WHAT IS REQUIRED :: Gather the lines that hold the string "categories".

INFORMATION GIVEN ::

— start —

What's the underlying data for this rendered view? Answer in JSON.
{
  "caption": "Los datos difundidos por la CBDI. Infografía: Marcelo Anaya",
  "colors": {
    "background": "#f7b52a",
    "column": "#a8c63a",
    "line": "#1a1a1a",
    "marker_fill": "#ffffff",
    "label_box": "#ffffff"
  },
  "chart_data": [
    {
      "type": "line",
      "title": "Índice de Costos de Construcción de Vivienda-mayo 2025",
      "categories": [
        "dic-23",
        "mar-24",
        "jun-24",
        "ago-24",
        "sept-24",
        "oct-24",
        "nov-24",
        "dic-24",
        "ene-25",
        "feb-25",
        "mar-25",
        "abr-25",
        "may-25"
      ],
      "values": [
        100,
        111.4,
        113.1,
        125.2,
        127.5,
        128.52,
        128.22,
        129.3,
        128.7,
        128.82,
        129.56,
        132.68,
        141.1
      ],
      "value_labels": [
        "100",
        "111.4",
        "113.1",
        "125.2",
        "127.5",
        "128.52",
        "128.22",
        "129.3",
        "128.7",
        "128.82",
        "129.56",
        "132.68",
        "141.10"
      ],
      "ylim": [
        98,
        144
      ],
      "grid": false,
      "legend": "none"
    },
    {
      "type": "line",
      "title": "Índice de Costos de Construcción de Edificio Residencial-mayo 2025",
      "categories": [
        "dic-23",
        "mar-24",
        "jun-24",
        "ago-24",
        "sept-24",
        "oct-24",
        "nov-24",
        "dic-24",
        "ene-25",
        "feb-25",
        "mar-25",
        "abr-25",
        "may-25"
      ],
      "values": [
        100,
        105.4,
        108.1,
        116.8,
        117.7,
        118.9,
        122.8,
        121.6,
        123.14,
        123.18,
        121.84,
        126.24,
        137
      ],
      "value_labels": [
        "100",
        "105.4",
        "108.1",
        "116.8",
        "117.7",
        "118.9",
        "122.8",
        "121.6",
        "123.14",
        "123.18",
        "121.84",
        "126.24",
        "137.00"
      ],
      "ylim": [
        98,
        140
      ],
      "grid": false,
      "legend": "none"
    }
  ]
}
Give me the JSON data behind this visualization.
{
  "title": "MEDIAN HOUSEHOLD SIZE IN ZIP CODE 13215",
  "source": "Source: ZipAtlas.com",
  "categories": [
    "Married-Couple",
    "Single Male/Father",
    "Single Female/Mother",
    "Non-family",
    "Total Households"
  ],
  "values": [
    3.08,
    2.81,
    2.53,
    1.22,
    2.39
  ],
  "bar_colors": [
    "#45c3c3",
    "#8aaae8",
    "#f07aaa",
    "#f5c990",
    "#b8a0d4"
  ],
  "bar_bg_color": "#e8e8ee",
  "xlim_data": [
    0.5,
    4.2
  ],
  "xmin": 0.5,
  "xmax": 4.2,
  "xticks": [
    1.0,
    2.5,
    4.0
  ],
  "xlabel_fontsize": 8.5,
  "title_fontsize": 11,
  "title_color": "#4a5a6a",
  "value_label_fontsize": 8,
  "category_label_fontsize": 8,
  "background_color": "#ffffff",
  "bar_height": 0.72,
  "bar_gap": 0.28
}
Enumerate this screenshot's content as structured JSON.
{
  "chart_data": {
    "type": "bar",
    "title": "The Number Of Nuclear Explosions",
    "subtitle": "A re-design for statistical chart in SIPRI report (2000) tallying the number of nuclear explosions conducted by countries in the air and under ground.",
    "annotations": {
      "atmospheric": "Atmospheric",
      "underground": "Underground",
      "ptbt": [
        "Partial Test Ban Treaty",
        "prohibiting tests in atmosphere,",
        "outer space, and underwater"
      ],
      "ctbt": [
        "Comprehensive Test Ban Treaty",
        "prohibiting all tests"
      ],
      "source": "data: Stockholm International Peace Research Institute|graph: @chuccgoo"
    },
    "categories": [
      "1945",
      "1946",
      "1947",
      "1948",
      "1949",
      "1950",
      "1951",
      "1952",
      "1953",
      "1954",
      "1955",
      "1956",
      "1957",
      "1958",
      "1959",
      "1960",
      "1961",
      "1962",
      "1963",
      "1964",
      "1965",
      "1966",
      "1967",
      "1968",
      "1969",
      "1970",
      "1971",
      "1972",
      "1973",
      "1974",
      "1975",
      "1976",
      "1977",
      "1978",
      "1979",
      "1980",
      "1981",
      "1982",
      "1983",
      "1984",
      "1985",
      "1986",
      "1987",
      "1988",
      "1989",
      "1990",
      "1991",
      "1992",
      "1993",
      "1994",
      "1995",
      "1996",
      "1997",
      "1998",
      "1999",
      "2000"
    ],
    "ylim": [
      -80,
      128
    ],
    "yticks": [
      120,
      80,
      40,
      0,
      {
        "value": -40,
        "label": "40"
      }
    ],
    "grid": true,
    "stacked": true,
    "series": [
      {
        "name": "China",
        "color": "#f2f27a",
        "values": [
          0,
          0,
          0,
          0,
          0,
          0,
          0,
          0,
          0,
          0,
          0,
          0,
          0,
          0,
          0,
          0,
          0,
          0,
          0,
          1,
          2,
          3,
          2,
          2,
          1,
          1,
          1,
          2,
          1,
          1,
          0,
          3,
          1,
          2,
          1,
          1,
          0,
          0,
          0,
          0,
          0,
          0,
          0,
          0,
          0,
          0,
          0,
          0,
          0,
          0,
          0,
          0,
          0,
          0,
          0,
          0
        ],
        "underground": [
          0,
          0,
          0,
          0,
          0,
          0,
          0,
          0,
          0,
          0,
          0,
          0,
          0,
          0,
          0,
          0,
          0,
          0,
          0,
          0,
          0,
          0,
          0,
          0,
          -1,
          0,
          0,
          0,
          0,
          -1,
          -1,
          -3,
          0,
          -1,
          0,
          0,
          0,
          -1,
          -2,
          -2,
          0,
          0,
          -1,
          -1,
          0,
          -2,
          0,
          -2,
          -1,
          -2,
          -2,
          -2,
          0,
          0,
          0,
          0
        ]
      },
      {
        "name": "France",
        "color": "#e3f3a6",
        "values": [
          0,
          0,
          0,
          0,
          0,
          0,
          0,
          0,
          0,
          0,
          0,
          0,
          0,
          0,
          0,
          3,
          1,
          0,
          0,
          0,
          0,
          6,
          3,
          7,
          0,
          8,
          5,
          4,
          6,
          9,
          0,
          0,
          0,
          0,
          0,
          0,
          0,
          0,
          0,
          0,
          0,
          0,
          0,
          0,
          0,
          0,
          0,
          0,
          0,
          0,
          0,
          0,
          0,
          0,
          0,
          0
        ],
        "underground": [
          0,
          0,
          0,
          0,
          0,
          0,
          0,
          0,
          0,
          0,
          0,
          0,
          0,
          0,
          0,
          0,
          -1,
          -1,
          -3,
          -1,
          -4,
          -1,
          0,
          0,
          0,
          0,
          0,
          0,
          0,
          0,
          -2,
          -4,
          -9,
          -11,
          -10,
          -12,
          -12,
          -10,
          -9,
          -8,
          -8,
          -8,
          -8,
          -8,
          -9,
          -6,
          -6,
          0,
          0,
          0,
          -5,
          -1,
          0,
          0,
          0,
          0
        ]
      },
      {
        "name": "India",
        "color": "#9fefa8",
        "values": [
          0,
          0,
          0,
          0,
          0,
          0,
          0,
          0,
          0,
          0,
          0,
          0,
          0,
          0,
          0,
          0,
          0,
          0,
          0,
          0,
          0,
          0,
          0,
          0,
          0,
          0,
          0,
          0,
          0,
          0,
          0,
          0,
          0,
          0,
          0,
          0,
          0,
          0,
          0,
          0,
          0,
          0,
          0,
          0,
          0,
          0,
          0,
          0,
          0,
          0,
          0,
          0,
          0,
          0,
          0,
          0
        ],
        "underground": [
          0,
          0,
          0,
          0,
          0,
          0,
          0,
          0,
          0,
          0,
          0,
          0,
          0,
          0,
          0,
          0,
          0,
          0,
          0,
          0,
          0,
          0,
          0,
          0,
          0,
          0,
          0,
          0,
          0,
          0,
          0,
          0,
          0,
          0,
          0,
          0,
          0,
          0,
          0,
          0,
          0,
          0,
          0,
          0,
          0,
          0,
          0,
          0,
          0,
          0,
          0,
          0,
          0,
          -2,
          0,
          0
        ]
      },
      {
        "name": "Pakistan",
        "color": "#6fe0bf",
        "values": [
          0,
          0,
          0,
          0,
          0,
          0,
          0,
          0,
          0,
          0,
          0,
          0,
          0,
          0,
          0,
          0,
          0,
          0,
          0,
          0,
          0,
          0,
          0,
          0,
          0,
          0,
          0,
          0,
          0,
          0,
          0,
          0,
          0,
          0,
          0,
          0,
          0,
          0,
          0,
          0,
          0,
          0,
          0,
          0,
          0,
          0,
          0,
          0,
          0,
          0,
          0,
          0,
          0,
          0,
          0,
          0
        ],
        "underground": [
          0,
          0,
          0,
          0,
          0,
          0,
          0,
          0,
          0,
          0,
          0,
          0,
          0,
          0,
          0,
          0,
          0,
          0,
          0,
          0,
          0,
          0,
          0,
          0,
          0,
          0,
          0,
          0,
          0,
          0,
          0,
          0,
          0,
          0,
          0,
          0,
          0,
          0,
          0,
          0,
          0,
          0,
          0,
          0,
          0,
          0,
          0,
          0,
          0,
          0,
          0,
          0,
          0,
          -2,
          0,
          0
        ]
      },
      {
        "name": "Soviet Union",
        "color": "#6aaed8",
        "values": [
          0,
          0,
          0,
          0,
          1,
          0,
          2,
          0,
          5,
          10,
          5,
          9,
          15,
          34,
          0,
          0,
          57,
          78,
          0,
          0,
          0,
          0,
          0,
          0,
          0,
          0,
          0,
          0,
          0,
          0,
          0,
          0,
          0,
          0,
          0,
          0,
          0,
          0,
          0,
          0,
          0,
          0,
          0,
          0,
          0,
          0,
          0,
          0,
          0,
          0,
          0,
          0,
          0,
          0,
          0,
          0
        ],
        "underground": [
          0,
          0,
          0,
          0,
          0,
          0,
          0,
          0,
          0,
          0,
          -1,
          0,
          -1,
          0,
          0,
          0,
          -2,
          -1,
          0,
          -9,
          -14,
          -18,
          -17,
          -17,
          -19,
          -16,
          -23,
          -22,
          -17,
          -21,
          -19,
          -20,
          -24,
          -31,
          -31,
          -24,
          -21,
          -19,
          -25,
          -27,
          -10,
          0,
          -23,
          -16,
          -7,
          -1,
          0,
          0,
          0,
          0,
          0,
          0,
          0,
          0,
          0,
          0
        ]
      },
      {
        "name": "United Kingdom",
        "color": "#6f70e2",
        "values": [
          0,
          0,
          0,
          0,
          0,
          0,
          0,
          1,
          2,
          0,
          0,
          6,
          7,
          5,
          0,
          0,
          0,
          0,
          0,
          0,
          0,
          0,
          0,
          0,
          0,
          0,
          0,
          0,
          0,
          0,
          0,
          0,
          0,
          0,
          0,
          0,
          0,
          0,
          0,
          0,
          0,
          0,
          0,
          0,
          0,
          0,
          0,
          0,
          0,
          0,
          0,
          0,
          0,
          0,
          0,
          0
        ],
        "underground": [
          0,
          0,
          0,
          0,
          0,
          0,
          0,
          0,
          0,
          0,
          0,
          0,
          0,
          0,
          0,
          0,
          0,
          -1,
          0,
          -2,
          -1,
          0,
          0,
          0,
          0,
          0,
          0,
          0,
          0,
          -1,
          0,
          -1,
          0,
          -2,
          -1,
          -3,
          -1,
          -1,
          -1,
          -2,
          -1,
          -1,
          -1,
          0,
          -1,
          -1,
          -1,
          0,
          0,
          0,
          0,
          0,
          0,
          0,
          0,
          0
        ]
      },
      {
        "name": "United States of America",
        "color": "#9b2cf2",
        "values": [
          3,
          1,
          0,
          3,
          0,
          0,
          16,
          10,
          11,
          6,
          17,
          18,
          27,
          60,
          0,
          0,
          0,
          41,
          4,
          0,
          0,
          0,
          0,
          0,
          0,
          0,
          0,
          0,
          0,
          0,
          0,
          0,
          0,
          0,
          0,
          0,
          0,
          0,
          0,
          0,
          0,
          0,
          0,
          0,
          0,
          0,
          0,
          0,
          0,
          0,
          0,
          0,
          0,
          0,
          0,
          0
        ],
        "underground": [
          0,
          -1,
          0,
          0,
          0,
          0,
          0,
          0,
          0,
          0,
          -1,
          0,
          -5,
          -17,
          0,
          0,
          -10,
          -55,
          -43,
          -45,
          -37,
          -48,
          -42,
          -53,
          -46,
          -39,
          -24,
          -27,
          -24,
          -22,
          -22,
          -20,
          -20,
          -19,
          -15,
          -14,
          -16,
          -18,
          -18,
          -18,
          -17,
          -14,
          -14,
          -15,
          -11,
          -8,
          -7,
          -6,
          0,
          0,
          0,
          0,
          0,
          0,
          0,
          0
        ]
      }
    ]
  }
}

— end —

FULL ANSWER ::
      "categories": [
      "categories": [
  "categories": [
    "categories": [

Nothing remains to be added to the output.